** START Material for this exercise **
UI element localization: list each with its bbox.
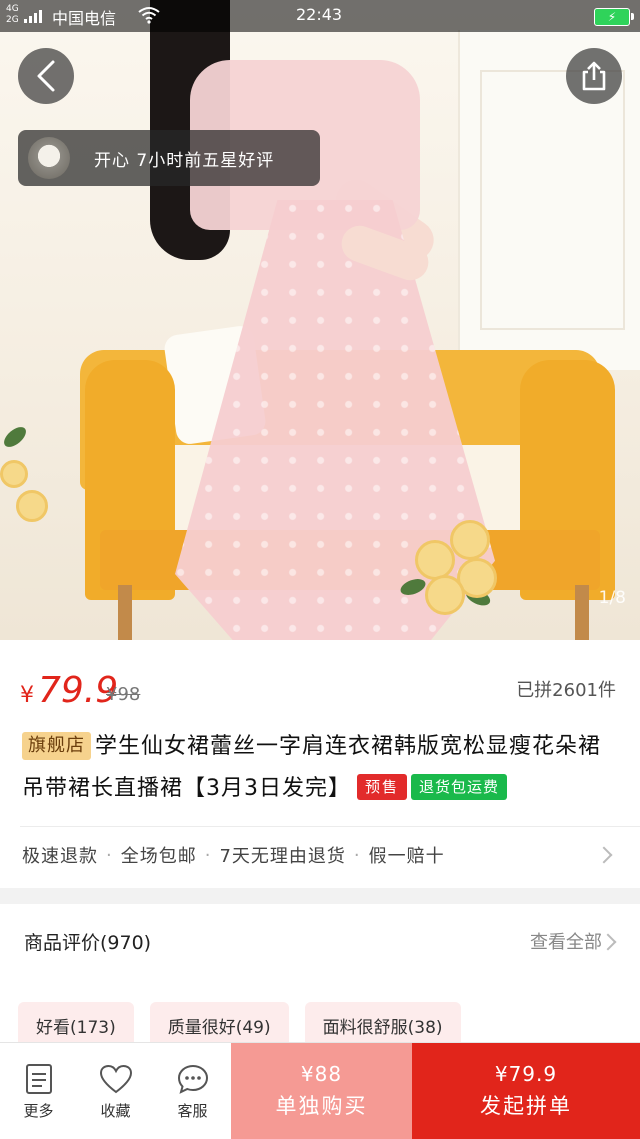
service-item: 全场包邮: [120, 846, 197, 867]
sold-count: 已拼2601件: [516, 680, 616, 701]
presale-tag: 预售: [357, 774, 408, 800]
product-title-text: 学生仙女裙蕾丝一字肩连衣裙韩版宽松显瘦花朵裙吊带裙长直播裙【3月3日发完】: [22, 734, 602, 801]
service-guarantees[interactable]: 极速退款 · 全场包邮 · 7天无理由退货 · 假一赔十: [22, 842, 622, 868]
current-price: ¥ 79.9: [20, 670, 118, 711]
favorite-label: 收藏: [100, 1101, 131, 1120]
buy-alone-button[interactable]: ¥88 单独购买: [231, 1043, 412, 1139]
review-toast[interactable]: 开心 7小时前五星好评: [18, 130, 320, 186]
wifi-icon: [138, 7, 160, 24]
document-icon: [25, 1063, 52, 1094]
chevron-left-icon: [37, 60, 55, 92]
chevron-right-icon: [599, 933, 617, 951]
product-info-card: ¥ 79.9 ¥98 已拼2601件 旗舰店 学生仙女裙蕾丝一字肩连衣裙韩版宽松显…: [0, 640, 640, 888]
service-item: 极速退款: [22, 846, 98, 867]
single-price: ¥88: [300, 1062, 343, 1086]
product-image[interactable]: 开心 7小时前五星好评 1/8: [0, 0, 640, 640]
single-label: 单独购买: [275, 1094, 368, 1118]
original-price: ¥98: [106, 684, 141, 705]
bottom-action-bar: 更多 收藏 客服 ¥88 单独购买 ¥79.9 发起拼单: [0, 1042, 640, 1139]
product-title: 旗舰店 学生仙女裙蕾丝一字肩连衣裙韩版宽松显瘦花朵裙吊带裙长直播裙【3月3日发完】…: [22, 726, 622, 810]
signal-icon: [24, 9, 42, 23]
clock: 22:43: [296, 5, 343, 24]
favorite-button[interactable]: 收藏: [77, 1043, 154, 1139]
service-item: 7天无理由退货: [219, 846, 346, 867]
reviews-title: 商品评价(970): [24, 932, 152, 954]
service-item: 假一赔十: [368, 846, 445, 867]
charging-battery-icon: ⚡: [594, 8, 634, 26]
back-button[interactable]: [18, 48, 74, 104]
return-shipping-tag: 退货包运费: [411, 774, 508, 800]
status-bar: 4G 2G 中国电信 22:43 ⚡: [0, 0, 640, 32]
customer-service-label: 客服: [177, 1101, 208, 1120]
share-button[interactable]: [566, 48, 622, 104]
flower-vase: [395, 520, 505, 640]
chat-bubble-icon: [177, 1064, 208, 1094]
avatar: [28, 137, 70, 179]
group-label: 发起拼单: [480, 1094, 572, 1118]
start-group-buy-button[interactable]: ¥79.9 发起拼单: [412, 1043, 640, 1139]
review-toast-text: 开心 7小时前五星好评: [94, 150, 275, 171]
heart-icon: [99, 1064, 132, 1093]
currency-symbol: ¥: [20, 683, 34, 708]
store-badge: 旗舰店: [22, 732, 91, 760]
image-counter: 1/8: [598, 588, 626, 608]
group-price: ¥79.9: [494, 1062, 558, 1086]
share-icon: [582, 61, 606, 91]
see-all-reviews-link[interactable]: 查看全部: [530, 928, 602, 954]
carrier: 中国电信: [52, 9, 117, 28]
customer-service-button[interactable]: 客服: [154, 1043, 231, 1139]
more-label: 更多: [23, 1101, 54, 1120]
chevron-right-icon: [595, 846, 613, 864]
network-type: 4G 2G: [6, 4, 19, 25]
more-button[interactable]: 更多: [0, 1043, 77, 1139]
** END Material for this exercise **
Copy out every line above word for word, leaving out the picture.

UI element localization: list each with its bbox.
service-item: 全场包邮: [120, 846, 197, 867]
sold-count: 已拼2601件: [516, 680, 616, 701]
presale-tag: 预售: [357, 774, 408, 800]
product-title-text: 学生仙女裙蕾丝一字肩连衣裙韩版宽松显瘦花朵裙吊带裙长直播裙【3月3日发完】: [22, 734, 602, 801]
service-guarantees[interactable]: 极速退款 · 全场包邮 · 7天无理由退货 · 假一赔十: [22, 842, 622, 868]
current-price: ¥ 79.9: [20, 670, 118, 711]
favorite-label: 收藏: [100, 1101, 131, 1120]
buy-alone-button[interactable]: ¥88 单独购买: [231, 1043, 412, 1139]
review-toast[interactable]: 开心 7小时前五星好评: [18, 130, 320, 186]
wifi-icon: [138, 7, 160, 24]
document-icon: [25, 1063, 52, 1094]
chevron-left-icon: [37, 60, 55, 92]
chevron-right-icon: [599, 933, 617, 951]
product-info-card: ¥ 79.9 ¥98 已拼2601件 旗舰店 学生仙女裙蕾丝一字肩连衣裙韩版宽松显…: [0, 640, 640, 888]
service-item: 极速退款: [22, 846, 98, 867]
single-price: ¥88: [300, 1062, 343, 1086]
product-image[interactable]: 开心 7小时前五星好评 1/8: [0, 0, 640, 640]
single-label: 单独购买: [275, 1094, 368, 1118]
original-price: ¥98: [106, 684, 141, 705]
bottom-action-bar: 更多 收藏 客服 ¥88 单独购买 ¥79.9 发起拼单: [0, 1042, 640, 1139]
product-title: 旗舰店 学生仙女裙蕾丝一字肩连衣裙韩版宽松显瘦花朵裙吊带裙长直播裙【3月3日发完】…: [22, 726, 622, 810]
signal-icon: [24, 9, 42, 23]
clock: 22:43: [296, 5, 343, 24]
favorite-button[interactable]: 收藏: [77, 1043, 154, 1139]
service-item: 7天无理由退货: [219, 846, 346, 867]
reviews-title: 商品评价(970): [24, 932, 152, 954]
service-item: 假一赔十: [368, 846, 445, 867]
charging-battery-icon: ⚡: [594, 8, 634, 26]
back-button[interactable]: [18, 48, 74, 104]
return-shipping-tag: 退货包运费: [411, 774, 508, 800]
status-bar: 4G 2G 中国电信 22:43 ⚡: [0, 0, 640, 32]
customer-service-label: 客服: [177, 1101, 208, 1120]
share-button[interactable]: [566, 48, 622, 104]
flower-vase: [395, 520, 505, 640]
chat-bubble-icon: [177, 1064, 208, 1094]
avatar: [28, 137, 70, 179]
group-label: 发起拼单: [480, 1094, 572, 1118]
start-group-buy-button[interactable]: ¥79.9 发起拼单: [412, 1043, 640, 1139]
review-toast-text: 开心 7小时前五星好评: [94, 150, 275, 171]
heart-icon: [99, 1064, 132, 1093]
currency-symbol: ¥: [20, 683, 34, 708]
store-badge: 旗舰店: [22, 732, 91, 760]
image-counter: 1/8: [598, 588, 626, 608]
group-price: ¥79.9: [494, 1062, 558, 1086]
share-icon: [582, 61, 606, 91]
see-all-reviews-link[interactable]: 查看全部: [530, 928, 602, 954]
carrier: 中国电信: [52, 9, 117, 28]
customer-service-button[interactable]: 客服: [154, 1043, 231, 1139]
more-label: 更多: [23, 1101, 54, 1120]
chevron-right-icon: [595, 846, 613, 864]
network-type: 4G 2G: [6, 4, 19, 25]
more-button[interactable]: 更多: [0, 1043, 77, 1139]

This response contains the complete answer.